What to do: For the data below, work out how many lines contain the word "gestel" and supply only that number.

BEGIN Provided data

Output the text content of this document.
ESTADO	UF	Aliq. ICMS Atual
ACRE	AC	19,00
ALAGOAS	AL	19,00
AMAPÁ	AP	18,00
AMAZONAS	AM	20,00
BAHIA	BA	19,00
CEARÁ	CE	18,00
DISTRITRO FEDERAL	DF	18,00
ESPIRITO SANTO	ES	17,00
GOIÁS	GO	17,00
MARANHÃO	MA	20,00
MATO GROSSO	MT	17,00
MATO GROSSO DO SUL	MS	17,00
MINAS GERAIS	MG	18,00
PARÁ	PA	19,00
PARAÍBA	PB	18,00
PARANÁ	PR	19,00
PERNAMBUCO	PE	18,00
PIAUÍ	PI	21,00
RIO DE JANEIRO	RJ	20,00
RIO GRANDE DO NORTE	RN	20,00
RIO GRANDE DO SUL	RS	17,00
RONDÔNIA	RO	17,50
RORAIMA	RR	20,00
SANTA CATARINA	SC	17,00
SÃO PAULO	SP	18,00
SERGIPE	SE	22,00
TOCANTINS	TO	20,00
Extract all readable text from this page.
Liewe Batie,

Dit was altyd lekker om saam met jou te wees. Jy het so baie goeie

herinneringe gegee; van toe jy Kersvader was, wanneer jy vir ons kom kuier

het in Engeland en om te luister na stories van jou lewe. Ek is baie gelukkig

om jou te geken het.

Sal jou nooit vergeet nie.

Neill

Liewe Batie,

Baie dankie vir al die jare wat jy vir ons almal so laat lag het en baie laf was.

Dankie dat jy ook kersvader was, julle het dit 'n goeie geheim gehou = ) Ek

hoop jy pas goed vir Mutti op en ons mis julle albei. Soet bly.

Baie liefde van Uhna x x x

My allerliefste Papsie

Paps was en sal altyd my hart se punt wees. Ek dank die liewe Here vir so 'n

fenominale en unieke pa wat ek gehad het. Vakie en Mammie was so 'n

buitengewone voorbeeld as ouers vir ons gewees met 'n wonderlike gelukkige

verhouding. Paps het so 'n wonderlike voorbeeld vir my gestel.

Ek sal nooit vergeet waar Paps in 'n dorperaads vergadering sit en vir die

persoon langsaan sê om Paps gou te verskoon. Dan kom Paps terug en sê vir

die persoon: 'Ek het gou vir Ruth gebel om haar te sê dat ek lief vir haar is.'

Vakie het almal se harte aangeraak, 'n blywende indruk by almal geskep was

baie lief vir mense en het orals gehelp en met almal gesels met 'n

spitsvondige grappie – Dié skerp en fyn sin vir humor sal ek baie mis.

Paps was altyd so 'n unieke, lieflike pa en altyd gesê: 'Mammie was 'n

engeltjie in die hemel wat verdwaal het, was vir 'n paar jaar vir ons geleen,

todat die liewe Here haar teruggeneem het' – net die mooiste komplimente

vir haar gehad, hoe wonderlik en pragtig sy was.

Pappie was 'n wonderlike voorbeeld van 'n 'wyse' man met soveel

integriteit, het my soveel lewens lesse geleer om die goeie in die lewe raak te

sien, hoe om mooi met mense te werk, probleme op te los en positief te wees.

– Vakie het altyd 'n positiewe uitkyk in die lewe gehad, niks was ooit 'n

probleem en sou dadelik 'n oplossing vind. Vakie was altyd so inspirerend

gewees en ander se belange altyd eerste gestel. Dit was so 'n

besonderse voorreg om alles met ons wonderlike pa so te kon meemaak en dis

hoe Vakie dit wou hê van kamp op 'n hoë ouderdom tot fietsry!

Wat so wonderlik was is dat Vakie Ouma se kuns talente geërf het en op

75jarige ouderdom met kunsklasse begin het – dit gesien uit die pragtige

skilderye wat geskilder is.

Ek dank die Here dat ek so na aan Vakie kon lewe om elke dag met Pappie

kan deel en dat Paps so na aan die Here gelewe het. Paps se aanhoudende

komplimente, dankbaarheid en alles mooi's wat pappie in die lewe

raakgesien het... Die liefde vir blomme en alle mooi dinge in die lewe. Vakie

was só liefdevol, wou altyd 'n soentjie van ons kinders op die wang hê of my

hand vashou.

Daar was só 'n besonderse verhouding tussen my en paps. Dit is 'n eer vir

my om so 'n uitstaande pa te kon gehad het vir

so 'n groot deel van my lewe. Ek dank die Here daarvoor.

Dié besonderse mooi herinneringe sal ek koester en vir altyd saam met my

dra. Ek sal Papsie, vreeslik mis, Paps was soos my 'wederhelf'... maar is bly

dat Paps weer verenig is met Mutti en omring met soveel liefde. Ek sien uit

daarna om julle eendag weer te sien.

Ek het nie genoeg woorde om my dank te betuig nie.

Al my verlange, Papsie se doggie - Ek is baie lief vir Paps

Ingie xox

END Provided data

Full solution: 2